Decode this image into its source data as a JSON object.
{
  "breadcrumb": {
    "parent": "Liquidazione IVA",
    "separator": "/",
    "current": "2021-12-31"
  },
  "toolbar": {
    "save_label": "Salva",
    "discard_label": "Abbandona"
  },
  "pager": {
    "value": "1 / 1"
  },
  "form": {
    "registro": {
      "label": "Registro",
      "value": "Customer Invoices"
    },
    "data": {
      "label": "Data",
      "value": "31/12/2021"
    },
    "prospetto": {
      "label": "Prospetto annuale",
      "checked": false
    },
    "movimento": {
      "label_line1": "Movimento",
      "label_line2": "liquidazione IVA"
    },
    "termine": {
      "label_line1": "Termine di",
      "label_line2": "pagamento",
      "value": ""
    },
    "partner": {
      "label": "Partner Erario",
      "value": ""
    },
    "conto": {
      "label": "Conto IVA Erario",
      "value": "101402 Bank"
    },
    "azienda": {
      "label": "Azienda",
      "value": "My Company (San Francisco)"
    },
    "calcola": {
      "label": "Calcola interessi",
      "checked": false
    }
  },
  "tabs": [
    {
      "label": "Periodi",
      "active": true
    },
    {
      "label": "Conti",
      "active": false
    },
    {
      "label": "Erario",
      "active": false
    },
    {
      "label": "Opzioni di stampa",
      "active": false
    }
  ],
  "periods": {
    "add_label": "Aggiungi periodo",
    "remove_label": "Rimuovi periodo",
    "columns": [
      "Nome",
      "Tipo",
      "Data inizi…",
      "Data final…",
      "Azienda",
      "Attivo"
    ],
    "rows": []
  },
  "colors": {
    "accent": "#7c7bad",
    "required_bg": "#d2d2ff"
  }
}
########
Give all the entries again exactly; leave none out.

Decode this image into its source data as a JSON object.
{
  "breadcrumb": {
    "parent": "Liquidazione IVA",
    "separator": "/",
    "current": "2021-12-31"
  },
  "toolbar": {
    "save_label": "Salva",
    "discard_label": "Abbandona"
  },
  "pager": {
    "value": "1 / 1"
  },
  "form": {
    "registro": {
      "label": "Registro",
      "value": "Customer Invoices"
    },
    "data": {
      "label": "Data",
      "value": "31/12/2021"
    },
    "prospetto": {
      "label": "Prospetto annuale",
      "checked": false
    },
    "movimento": {
      "label_line1": "Movimento",
      "label_line2": "liquidazione IVA"
    },
    "termine": {
      "label_line1": "Termine di",
      "label_line2": "pagamento",
      "value": ""
    },
    "partner": {
      "label": "Partner Erario",
      "value": ""
    },
    "conto": {
      "label": "Conto IVA Erario",
      "value": "101402 Bank"
    },
    "azienda": {
      "label": "Azienda",
      "value": "My Company (San Francisco)"
    },
    "calcola": {
      "label": "Calcola interessi",
      "checked": false
    }
  },
  "tabs": [
    {
      "label": "Periodi",
      "active": true
    },
    {
      "label": "Conti",
      "active": false
    },
    {
      "label": "Erario",
      "active": false
    },
    {
      "label": "Opzioni di stampa",
      "active": false
    }
  ],
  "periods": {
    "add_label": "Aggiungi periodo",
    "remove_label": "Rimuovi periodo",
    "columns": [
      "Nome",
      "Tipo",
      "Data inizi…",
      "Data final…",
      "Azienda",
      "Attivo"
    ],
    "rows": []
  },
  "colors": {
    "accent": "#7c7bad",
    "required_bg": "#d2d2ff"
  }
}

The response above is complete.